### Prompt:
Using the data below, copy each line that includes the word "Cloud".

### Record excerpts:
▬▬▬▬▬▬▬▬▬▬

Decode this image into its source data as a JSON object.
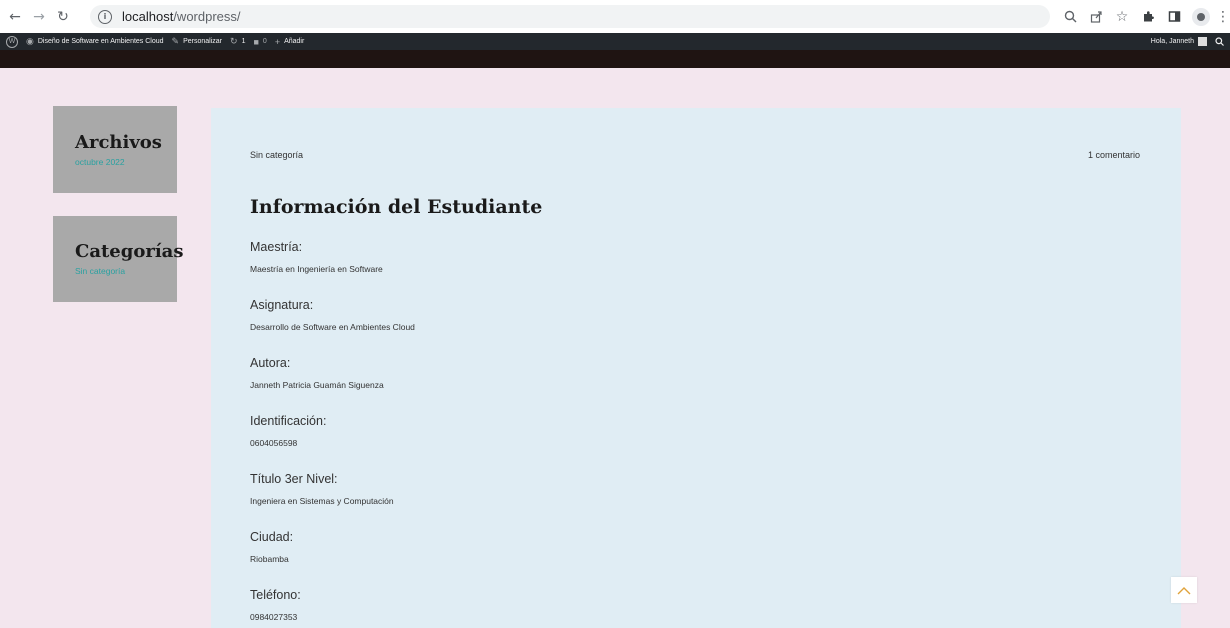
{
  "browser": {
    "url_host": "localhost",
    "url_path": "/wordpress/"
  },
  "adminbar": {
    "site_name": "Diseño de Software en Ambientes Cloud",
    "customize": "Personalizar",
    "updates_count": "1",
    "comments_count": "0",
    "add_new": "Añadir",
    "greeting": "Hola, Janneth"
  },
  "sidebar": {
    "archives_title": "Archivos",
    "archives_link": "octubre 2022",
    "categories_title": "Categorías",
    "categories_link": "Sin categoría"
  },
  "post": {
    "category": "Sin categoría",
    "comments": "1 comentario",
    "title": "Información del Estudiante",
    "fields": [
      {
        "label": "Maestría:",
        "value": "Maestría en Ingeniería en Software"
      },
      {
        "label": "Asignatura:",
        "value": "Desarrollo de Software en Ambientes Cloud"
      },
      {
        "label": "Autora:",
        "value": "Janneth Patricia Guamán Siguenza"
      },
      {
        "label": "Identificación:",
        "value": "0604056598"
      },
      {
        "label": "Título 3er Nivel:",
        "value": "Ingeniera en Sistemas y Computación"
      },
      {
        "label": "Ciudad:",
        "value": "Riobamba"
      },
      {
        "label": "Teléfono:",
        "value": "0984027353"
      }
    ]
  },
  "icons": {
    "back": "arrow-left-icon",
    "forward": "arrow-right-icon",
    "reload": "reload-icon",
    "scroll_top": "chevron-up-icon"
  }
}
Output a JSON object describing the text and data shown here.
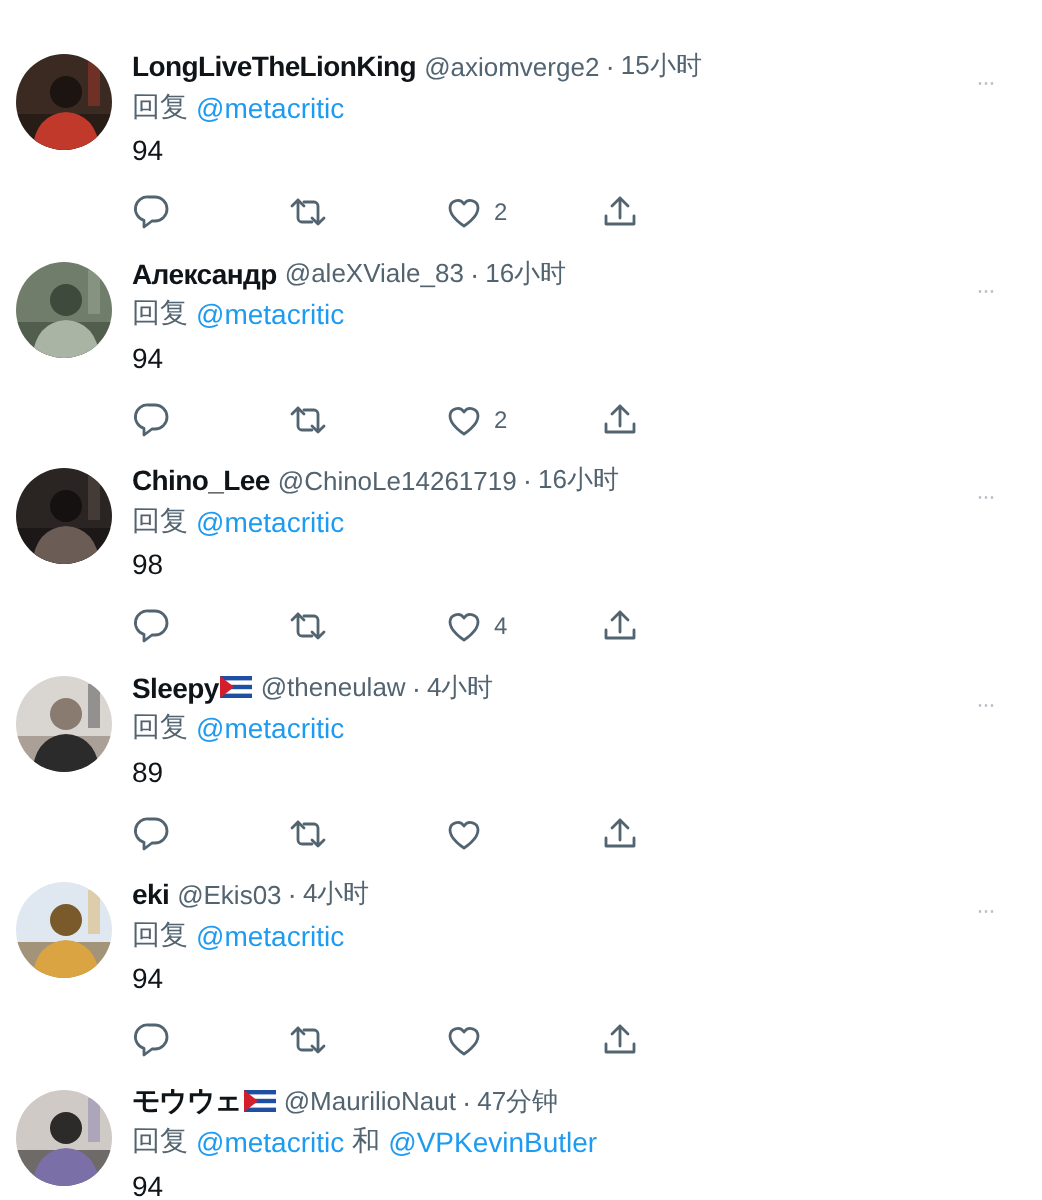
{
  "tweets": [
    {
      "name": "LongLiveTheLionKing",
      "flag": false,
      "handle": "@axiomverge2",
      "separator": "·",
      "time": "15小时",
      "more": "···",
      "reply_prefix": "回复",
      "mentions": [
        "@metacritic"
      ],
      "text": "94",
      "actions": true,
      "likes": "2"
    },
    {
      "name": "Александр",
      "flag": false,
      "handle": "@aleXViale_83",
      "separator": "·",
      "time": "16小时",
      "more": "···",
      "reply_prefix": "回复",
      "mentions": [
        "@metacritic"
      ],
      "text": "94",
      "actions": true,
      "likes": "2"
    },
    {
      "name": "Chino_Lee",
      "flag": false,
      "handle": "@ChinoLe14261719",
      "separator": "·",
      "time": "16小时",
      "more": "···",
      "reply_prefix": "回复",
      "mentions": [
        "@metacritic"
      ],
      "text": "98",
      "actions": true,
      "likes": "4"
    },
    {
      "name": "Sleepy",
      "flag": true,
      "handle": "@theneulaw",
      "separator": "·",
      "time": "4小时",
      "more": "···",
      "reply_prefix": "回复",
      "mentions": [
        "@metacritic"
      ],
      "text": "89",
      "actions": true
    },
    {
      "name": "eki",
      "flag": false,
      "handle": "@Ekis03",
      "separator": "·",
      "time": "4小时",
      "more": "···",
      "reply_prefix": "回复",
      "mentions": [
        "@metacritic"
      ],
      "text": "94",
      "actions": true
    },
    {
      "name": "モウウェ",
      "flag": true,
      "handle": "@MaurilioNaut",
      "separator": "·",
      "time": "47分钟",
      "reply_prefix": "回复",
      "mentions": [
        "@metacritic",
        "@VPKevinButler"
      ],
      "mention_joiner": "和",
      "text": "94",
      "actions": false
    }
  ]
}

▬▬▬▬▬▬▬▬▬▬

### Exercise result:
    "site_name": "Diseño de Software en Ambientes Cloud",
        "value": "Desarrollo de Software en Ambientes Cloud"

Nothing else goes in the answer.